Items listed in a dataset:

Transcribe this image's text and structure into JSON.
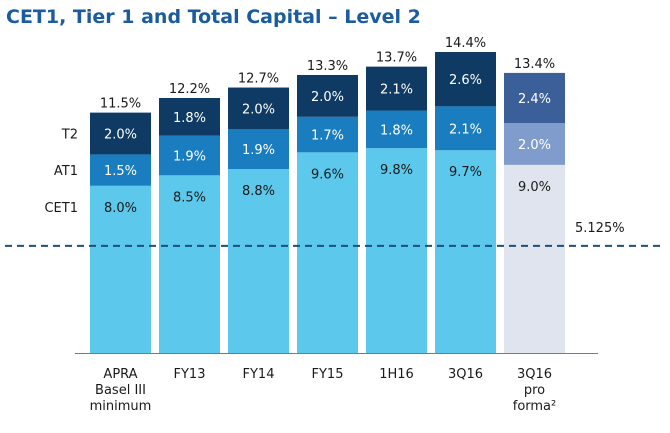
{
  "title": "CET1, Tier 1 and Total Capital – Level 2",
  "chart_data": {
    "type": "bar",
    "stacked": true,
    "categories": [
      [
        "APRA",
        "Basel III",
        "minimum"
      ],
      [
        "FY13"
      ],
      [
        "FY14"
      ],
      [
        "FY15"
      ],
      [
        "1H16"
      ],
      [
        "3Q16"
      ],
      [
        "3Q16",
        "pro",
        "forma²"
      ]
    ],
    "series": [
      {
        "name": "CET1",
        "values": [
          8.0,
          8.5,
          8.8,
          9.6,
          9.8,
          9.7,
          9.0
        ],
        "labels": [
          "8.0%",
          "8.5%",
          "8.8%",
          "9.6%",
          "9.8%",
          "9.7%",
          "9.0%"
        ],
        "colors": [
          "#5bc8ec",
          "#5bc8ec",
          "#5bc8ec",
          "#5bc8ec",
          "#5bc8ec",
          "#5bc8ec",
          "#dfe4ef"
        ],
        "label_colors": [
          "#1a1a1a",
          "#1a1a1a",
          "#1a1a1a",
          "#1a1a1a",
          "#1a1a1a",
          "#1a1a1a",
          "#1a1a1a"
        ]
      },
      {
        "name": "AT1",
        "values": [
          1.5,
          1.9,
          1.9,
          1.7,
          1.8,
          2.1,
          2.0
        ],
        "labels": [
          "1.5%",
          "1.9%",
          "1.9%",
          "1.7%",
          "1.8%",
          "2.1%",
          "2.0%"
        ],
        "colors": [
          "#1a7dc0",
          "#1a7dc0",
          "#1a7dc0",
          "#1a7dc0",
          "#1a7dc0",
          "#1a7dc0",
          "#7f9ccd"
        ],
        "label_colors": [
          "#ffffff",
          "#ffffff",
          "#ffffff",
          "#ffffff",
          "#ffffff",
          "#ffffff",
          "#ffffff"
        ]
      },
      {
        "name": "T2",
        "values": [
          2.0,
          1.8,
          2.0,
          2.0,
          2.1,
          2.6,
          2.4
        ],
        "labels": [
          "2.0%",
          "1.8%",
          "2.0%",
          "2.0%",
          "2.1%",
          "2.6%",
          "2.4%"
        ],
        "colors": [
          "#0e3a63",
          "#0e3a63",
          "#0e3a63",
          "#0e3a63",
          "#0e3a63",
          "#0e3a63",
          "#3b5f99"
        ],
        "label_colors": [
          "#ffffff",
          "#ffffff",
          "#ffffff",
          "#ffffff",
          "#ffffff",
          "#ffffff",
          "#ffffff"
        ]
      }
    ],
    "totals": [
      "11.5%",
      "12.2%",
      "12.7%",
      "13.3%",
      "13.7%",
      "14.4%",
      "13.4%"
    ],
    "row_labels": [
      "T2",
      "AT1",
      "CET1"
    ],
    "reference_line": {
      "value": 5.125,
      "label": "5.125%",
      "style": "dashed",
      "color": "#1e4f7a"
    },
    "ylim": [
      0,
      14.4
    ],
    "grid": false,
    "legend": "none"
  }
}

Directions for this task: Without including any pictures, print all of the material exactly as given.

Solved exercise:
Transcribe this image's text and structure into JSON.
{
  "title": "CET1, Tier 1 and Total Capital – Level 2",
  "chart_data": {
    "type": "bar",
    "stacked": true,
    "categories": [
      [
        "APRA",
        "Basel III",
        "minimum"
      ],
      [
        "FY13"
      ],
      [
        "FY14"
      ],
      [
        "FY15"
      ],
      [
        "1H16"
      ],
      [
        "3Q16"
      ],
      [
        "3Q16",
        "pro",
        "forma²"
      ]
    ],
    "series": [
      {
        "name": "CET1",
        "values": [
          8.0,
          8.5,
          8.8,
          9.6,
          9.8,
          9.7,
          9.0
        ],
        "labels": [
          "8.0%",
          "8.5%",
          "8.8%",
          "9.6%",
          "9.8%",
          "9.7%",
          "9.0%"
        ],
        "colors": [
          "#5bc8ec",
          "#5bc8ec",
          "#5bc8ec",
          "#5bc8ec",
          "#5bc8ec",
          "#5bc8ec",
          "#dfe4ef"
        ],
        "label_colors": [
          "#1a1a1a",
          "#1a1a1a",
          "#1a1a1a",
          "#1a1a1a",
          "#1a1a1a",
          "#1a1a1a",
          "#1a1a1a"
        ]
      },
      {
        "name": "AT1",
        "values": [
          1.5,
          1.9,
          1.9,
          1.7,
          1.8,
          2.1,
          2.0
        ],
        "labels": [
          "1.5%",
          "1.9%",
          "1.9%",
          "1.7%",
          "1.8%",
          "2.1%",
          "2.0%"
        ],
        "colors": [
          "#1a7dc0",
          "#1a7dc0",
          "#1a7dc0",
          "#1a7dc0",
          "#1a7dc0",
          "#1a7dc0",
          "#7f9ccd"
        ],
        "label_colors": [
          "#ffffff",
          "#ffffff",
          "#ffffff",
          "#ffffff",
          "#ffffff",
          "#ffffff",
          "#ffffff"
        ]
      },
      {
        "name": "T2",
        "values": [
          2.0,
          1.8,
          2.0,
          2.0,
          2.1,
          2.6,
          2.4
        ],
        "labels": [
          "2.0%",
          "1.8%",
          "2.0%",
          "2.0%",
          "2.1%",
          "2.6%",
          "2.4%"
        ],
        "colors": [
          "#0e3a63",
          "#0e3a63",
          "#0e3a63",
          "#0e3a63",
          "#0e3a63",
          "#0e3a63",
          "#3b5f99"
        ],
        "label_colors": [
          "#ffffff",
          "#ffffff",
          "#ffffff",
          "#ffffff",
          "#ffffff",
          "#ffffff",
          "#ffffff"
        ]
      }
    ],
    "totals": [
      "11.5%",
      "12.2%",
      "12.7%",
      "13.3%",
      "13.7%",
      "14.4%",
      "13.4%"
    ],
    "row_labels": [
      "T2",
      "AT1",
      "CET1"
    ],
    "reference_line": {
      "value": 5.125,
      "label": "5.125%",
      "style": "dashed",
      "color": "#1e4f7a"
    },
    "ylim": [
      0,
      14.4
    ],
    "grid": false,
    "legend": "none"
  }
}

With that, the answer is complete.